## Short problem
Reproduce, word for word, every line starting at the line that contains "What text is on this page?" and ending with the final line of the entries.

## Data lines
═══

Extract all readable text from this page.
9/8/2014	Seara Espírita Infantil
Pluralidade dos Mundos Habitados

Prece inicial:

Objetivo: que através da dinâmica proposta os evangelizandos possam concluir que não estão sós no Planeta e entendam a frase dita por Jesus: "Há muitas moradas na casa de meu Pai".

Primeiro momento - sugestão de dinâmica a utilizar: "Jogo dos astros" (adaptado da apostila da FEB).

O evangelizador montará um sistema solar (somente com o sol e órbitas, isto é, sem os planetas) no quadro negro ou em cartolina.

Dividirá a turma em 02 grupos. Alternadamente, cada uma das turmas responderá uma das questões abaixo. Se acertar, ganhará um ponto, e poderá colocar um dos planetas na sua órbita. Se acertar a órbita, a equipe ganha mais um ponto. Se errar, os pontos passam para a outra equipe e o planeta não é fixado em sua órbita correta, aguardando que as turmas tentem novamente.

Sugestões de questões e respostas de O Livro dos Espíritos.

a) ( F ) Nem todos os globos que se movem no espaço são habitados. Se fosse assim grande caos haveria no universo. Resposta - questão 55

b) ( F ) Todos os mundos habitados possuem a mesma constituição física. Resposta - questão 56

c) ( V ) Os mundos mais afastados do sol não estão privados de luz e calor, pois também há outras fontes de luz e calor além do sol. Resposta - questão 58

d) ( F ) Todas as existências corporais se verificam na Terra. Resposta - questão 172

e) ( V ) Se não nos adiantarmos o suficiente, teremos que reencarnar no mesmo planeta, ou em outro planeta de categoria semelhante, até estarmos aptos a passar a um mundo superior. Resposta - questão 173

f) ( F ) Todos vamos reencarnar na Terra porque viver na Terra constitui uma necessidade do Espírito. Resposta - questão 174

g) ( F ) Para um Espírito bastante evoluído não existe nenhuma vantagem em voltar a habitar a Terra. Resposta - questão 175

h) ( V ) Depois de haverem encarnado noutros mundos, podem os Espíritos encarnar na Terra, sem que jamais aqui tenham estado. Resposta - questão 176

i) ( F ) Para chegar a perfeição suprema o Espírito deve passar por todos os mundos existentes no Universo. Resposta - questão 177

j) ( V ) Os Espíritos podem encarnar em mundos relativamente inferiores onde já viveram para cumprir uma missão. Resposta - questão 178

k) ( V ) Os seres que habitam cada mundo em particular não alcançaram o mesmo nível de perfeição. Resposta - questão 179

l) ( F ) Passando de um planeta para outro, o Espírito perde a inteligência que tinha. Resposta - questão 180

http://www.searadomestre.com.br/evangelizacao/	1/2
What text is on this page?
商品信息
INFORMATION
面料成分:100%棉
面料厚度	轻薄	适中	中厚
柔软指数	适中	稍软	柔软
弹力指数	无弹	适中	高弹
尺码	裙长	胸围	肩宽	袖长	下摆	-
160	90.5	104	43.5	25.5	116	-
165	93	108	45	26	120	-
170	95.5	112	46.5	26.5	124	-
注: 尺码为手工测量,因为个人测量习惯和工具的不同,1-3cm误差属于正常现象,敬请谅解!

═══

## Task response
What text is on this page?
商品信息
INFORMATION
面料成分:100%棉
面料厚度	轻薄	适中	中厚
柔软指数	适中	稍软	柔软
弹力指数	无弹	适中	高弹
尺码	裙长	胸围	肩宽	袖长	下摆	-
160	90.5	104	43.5	25.5	116	-
165	93	108	45	26	120	-
170	95.5	112	46.5	26.5	124	-
注: 尺码为手工测量,因为个人测量习惯和工具的不同,1-3cm误差属于正常现象,敬请谅解!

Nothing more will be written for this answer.